Items from a figure collection
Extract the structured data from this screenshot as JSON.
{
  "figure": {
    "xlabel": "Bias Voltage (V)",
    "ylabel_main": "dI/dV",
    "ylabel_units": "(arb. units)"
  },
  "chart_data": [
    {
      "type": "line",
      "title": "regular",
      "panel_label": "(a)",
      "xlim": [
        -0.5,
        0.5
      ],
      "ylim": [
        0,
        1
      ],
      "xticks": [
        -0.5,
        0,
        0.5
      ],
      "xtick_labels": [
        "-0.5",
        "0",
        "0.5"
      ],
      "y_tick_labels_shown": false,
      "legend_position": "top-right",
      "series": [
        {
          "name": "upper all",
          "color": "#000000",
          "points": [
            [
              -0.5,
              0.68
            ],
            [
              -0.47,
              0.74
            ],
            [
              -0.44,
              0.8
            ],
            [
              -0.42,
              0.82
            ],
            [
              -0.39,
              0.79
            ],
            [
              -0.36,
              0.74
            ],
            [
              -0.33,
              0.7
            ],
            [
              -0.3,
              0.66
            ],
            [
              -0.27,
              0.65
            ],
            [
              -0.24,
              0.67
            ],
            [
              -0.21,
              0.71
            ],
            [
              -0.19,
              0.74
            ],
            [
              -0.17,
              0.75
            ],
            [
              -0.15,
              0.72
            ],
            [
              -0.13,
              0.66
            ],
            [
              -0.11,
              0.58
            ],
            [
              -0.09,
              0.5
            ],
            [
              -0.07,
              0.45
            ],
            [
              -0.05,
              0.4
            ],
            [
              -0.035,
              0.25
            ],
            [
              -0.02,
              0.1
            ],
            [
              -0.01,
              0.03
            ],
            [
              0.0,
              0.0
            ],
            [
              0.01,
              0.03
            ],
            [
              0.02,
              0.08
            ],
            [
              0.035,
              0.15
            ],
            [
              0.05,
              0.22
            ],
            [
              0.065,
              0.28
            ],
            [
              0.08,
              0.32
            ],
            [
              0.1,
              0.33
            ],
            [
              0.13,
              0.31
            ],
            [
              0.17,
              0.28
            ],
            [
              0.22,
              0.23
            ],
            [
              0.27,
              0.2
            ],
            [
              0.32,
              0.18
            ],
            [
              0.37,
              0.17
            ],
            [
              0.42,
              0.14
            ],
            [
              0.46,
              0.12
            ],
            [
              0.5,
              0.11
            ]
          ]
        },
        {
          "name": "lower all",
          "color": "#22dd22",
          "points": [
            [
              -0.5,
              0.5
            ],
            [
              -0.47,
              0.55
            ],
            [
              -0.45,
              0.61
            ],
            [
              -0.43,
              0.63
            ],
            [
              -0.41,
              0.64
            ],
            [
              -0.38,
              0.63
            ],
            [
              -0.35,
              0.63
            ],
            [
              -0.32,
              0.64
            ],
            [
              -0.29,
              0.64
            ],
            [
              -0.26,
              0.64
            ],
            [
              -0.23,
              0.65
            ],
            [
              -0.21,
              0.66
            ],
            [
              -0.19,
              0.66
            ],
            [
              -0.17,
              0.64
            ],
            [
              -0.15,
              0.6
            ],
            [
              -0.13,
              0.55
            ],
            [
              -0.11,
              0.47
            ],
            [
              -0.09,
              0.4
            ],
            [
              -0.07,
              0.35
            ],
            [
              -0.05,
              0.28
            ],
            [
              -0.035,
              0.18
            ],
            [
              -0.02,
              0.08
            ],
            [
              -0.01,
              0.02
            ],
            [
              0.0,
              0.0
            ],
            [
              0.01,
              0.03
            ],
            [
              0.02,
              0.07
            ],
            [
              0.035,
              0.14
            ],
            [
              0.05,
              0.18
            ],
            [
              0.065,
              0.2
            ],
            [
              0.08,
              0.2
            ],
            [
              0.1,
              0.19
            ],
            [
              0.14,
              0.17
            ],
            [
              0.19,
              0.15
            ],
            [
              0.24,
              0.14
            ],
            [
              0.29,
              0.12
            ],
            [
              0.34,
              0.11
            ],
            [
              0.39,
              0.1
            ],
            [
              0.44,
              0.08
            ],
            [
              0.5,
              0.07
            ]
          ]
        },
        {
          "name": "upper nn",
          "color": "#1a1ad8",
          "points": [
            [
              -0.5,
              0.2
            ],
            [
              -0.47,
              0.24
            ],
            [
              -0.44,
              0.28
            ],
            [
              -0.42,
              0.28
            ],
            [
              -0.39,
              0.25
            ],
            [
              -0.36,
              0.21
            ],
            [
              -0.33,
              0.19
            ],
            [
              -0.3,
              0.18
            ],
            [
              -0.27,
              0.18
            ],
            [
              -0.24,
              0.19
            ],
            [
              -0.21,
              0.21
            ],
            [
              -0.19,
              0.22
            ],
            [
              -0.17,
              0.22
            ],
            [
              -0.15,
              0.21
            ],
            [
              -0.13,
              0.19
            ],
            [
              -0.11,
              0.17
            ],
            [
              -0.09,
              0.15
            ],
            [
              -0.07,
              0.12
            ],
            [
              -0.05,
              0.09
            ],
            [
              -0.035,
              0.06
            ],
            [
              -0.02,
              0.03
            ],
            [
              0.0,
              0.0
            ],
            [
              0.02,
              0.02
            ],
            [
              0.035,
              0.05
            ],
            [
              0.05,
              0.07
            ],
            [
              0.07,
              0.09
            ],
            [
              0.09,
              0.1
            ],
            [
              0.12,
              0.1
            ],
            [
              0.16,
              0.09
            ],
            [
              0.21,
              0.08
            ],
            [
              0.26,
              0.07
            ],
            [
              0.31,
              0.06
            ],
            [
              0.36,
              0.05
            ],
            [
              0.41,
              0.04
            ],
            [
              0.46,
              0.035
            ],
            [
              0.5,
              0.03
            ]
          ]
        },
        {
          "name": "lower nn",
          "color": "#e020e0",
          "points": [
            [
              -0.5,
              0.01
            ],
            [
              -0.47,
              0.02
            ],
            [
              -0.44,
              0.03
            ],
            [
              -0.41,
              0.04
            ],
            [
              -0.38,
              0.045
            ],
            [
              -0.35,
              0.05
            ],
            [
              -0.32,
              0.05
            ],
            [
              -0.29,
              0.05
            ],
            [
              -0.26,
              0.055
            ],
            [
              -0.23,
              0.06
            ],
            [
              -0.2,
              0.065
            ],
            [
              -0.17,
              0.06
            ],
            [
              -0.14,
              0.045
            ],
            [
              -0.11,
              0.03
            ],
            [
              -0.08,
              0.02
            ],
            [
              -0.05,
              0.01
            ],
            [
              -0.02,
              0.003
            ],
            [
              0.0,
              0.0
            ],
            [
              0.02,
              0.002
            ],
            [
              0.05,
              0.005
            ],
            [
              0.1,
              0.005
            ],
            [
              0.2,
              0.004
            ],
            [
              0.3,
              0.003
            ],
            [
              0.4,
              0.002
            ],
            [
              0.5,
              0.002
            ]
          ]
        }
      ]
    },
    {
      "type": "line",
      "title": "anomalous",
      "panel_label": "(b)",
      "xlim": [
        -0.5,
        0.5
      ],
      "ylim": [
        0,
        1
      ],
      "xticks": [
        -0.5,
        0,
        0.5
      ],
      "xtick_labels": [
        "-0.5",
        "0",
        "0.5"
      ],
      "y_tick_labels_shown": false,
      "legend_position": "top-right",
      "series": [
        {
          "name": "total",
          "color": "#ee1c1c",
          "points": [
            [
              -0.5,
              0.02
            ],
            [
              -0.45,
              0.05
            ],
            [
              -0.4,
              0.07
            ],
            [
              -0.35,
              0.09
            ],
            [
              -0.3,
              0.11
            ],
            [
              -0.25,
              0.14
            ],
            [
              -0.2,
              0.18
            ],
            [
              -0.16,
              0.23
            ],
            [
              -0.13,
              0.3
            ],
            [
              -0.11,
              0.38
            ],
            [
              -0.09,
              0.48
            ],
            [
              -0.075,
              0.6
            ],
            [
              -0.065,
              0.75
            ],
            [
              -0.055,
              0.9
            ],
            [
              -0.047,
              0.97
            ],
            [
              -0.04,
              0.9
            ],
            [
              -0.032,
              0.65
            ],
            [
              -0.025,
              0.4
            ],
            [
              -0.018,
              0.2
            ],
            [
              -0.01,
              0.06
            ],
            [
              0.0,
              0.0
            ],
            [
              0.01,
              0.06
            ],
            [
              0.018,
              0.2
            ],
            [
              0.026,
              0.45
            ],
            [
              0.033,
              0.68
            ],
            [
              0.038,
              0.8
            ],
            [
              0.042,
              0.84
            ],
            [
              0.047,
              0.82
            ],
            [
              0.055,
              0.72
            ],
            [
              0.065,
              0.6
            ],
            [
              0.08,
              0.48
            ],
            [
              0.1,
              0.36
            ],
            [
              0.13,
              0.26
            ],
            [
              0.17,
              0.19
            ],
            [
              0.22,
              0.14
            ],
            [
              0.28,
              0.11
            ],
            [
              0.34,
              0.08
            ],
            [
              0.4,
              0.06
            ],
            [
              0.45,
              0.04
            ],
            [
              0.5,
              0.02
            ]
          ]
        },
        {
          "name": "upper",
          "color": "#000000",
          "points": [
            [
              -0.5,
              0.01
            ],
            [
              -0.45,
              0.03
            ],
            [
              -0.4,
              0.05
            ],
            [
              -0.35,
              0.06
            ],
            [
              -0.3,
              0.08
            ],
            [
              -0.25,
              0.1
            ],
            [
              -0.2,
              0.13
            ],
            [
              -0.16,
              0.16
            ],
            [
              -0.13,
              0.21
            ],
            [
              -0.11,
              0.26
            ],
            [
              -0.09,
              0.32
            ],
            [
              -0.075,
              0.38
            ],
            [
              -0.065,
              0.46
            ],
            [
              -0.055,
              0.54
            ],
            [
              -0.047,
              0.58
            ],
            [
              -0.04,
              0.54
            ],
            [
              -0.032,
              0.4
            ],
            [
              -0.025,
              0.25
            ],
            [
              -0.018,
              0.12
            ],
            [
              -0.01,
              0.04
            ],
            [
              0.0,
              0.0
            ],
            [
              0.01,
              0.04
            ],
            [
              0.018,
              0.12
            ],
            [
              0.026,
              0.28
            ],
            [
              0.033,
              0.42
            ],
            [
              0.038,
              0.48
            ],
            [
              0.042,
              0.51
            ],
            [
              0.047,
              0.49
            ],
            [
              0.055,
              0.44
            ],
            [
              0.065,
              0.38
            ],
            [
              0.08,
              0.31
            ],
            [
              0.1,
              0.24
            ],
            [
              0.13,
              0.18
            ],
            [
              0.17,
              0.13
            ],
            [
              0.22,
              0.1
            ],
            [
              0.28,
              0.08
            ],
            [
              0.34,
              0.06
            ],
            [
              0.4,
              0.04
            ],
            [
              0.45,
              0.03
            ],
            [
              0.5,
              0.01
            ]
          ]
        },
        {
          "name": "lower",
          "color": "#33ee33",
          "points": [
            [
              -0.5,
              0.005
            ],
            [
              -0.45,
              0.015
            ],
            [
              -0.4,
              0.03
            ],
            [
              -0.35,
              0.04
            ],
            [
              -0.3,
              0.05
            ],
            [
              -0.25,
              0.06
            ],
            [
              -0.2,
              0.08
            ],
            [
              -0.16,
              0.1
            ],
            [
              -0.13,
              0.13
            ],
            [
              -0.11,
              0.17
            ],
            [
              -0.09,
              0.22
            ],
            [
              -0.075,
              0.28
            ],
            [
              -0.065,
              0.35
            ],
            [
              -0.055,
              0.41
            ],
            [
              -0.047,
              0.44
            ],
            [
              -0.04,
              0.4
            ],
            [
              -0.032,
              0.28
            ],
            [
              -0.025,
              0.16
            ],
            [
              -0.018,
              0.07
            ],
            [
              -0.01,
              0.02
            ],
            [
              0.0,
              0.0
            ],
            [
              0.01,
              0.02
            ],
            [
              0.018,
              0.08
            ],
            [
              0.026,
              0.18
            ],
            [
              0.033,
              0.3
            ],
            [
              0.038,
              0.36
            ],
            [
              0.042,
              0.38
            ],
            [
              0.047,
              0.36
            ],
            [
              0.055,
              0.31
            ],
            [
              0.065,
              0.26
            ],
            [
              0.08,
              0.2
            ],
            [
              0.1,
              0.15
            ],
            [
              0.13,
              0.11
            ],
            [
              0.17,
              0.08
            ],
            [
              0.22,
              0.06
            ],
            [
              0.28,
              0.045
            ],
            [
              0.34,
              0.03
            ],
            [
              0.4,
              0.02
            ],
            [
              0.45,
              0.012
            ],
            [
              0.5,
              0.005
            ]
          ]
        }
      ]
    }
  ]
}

## [GIVEN REQUEST]
Every line of the listing that holds "name" should be found and copied.

## [EXERCISE RESULT]
          "name": "upper all",
          "name": "lower all",
          "name": "upper nn",
          "name": "lower nn",
          "name": "total",
          "name": "upper",
          "name": "lower",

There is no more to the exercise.